Verbraucherministerin Renate Künast (Grüne) besteht
darauf, den Verbrauchern die Wahl zwischen gentechnisch verä nderten
und gentechnikfreien Lebensmitteln zu lassen. Im "Tagesspiegel"
kritisierte sie die EU-Kommission scharf, dass diese "nicht den Mut
aufgebracht hat" Regeln zur Koexistenz zu erarbeiten sondern "nur
unverbindliche Leitlinien" formulierte. Sie warnte vor einer
Strategie, "die dazu führt, dass sich die genetisch veränderten
Organismen schleichend ausbreiten".
Die Zitate sind von sofort an bei Nennung der Quelle zur
Verwendung frei. Im folgenden finden Sie das ganze Interview im
Wortlaut:
Die Europäische Union verlangt, dass Lebensmittel gekennzeichnet
werden müssen, wenn sie mehr als 0,9 Prozent gentechnisch verändertes
Material enthalten. Wozu braucht es ein neues Gentechnikgesetz?
Wir sind uns mit der Europäischen Kommission einig, dass wir
Regeln zur Koexistenz brauchen. Um eine gentechnikfreie und eine
gentechnisch veränderte Landwirtschaft nebeneinander existieren zu
lassen, reichen die Kennzeichnungspflicht und die Rückverfolgbarkeit
der Lebensmittel nicht aus. Wir wollen, dass Verbraucher die Wahl
haben.

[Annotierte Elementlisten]
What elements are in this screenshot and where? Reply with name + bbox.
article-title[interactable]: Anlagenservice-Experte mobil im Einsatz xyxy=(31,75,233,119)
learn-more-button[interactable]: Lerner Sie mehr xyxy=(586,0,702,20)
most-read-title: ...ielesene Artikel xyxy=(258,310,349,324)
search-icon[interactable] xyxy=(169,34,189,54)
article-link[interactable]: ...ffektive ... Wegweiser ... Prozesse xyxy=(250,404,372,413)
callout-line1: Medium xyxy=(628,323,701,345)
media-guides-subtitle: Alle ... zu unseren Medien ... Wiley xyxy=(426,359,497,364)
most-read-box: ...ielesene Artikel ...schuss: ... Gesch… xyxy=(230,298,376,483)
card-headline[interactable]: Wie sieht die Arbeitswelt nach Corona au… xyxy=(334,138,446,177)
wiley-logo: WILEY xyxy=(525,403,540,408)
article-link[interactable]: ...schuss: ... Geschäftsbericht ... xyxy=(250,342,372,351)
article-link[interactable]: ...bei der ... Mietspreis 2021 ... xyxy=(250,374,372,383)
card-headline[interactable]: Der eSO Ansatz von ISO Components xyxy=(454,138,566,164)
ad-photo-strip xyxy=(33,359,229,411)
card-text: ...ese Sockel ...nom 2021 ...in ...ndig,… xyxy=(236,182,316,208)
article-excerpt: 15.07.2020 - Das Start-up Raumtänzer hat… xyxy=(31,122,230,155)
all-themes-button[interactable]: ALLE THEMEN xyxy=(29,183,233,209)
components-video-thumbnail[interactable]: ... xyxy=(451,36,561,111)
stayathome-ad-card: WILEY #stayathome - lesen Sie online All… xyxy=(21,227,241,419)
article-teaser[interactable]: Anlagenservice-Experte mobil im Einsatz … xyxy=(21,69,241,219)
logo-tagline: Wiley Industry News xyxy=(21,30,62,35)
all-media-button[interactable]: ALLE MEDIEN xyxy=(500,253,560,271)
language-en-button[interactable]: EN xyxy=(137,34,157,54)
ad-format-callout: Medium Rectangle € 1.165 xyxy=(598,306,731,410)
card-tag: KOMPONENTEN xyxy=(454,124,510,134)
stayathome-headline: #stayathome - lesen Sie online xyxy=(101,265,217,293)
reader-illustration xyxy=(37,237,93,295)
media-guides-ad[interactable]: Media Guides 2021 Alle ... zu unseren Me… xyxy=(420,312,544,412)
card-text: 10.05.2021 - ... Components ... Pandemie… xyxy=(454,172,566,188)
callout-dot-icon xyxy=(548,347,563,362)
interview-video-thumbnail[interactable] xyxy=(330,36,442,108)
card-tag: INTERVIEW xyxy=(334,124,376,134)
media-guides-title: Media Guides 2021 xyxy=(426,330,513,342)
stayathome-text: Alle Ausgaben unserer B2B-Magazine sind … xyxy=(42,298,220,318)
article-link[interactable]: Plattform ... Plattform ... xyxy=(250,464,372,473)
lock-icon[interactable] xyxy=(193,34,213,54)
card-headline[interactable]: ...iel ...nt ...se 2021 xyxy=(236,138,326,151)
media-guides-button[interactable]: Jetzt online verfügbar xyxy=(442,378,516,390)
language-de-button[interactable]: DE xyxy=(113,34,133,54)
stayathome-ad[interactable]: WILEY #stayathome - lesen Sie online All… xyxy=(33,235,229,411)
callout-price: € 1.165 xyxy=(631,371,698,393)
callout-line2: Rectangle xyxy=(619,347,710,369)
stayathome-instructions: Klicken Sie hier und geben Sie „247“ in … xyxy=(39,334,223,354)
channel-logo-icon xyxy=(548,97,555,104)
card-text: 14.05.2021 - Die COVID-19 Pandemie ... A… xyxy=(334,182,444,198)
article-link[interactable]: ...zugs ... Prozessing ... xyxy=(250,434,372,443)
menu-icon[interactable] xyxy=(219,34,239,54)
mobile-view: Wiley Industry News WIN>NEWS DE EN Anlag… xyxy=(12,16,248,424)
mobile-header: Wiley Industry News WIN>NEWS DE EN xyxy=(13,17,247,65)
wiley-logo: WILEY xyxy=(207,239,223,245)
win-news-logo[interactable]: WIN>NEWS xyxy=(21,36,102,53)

**Arbeitsanweisungen:**
[A] Erkläre in ein bis drei Sätzen, warum laut dem Seitenauszug trotz der EU-Kennzeichnungspflicht ab 0,9 Prozent ein neues Gentechnikgesetz gebraucht wird.
[B] Führe das Interview im Seitenauszug nach dessen letztem Satz fort.

**Lösungen:**
[A] Kennzeichnungspflicht und Rückverfolgbarkeit der Lebensmittel reichen nicht aus, damit eine gentechnikfreie und eine gentechnisch veränderte Landwirtschaft nebeneinander existieren können. Dafür braucht es Regeln zur Koexistenz. Nur so behalten die Verbraucher die Wahl.

[B]
Das Forschungs- und das Wirtschaftsministerium werfen Ihnen vor,
die grüne Gentechnik verhindern zu wollen.
Weltweit wird grüne Gentechnik auf 60 Millionen Hektar angebaut.
Die Frage ist nicht, ob Gentechnik existiert. Wir haben uns in der
Koalition entschieden, Wahlfreiheit und Koexistenz zu organisieren.
Um diese zu ermöglichen, müssen wir sicherstellen, dass es noch
gentechnikfreie Produkte gibt - egal ob bei Saatgut oder
Lebensmitteln.
Wo sehen Sie die größten Probleme?
Es muss ein Standortregister geben, das schreibt schon die EU-
Freisetzungsrichtlinie vor. Außerdem reden wir über Haftungsfragen,
den Schutz ökologisch sensibler Gebiete und die wissenschaftliche
Begleitung des Anbaus gentechnisch veränderter Organismen (GVO). Wenn
zwei Felder nebeneinander liegen und die Pollen vom einen auf das
andere fliegen, ist das bisher kein Problem. Doch wenn es ein GVO-
und ein gentechnikfreier Acker sind, hat der konventionell oder
ökologisch wirtschaftende Bauer einen finanziellen Nachteil, wenn die
Pollen fliegen. Der Ökobauer, weil für ihn Gentechnik verboten ist.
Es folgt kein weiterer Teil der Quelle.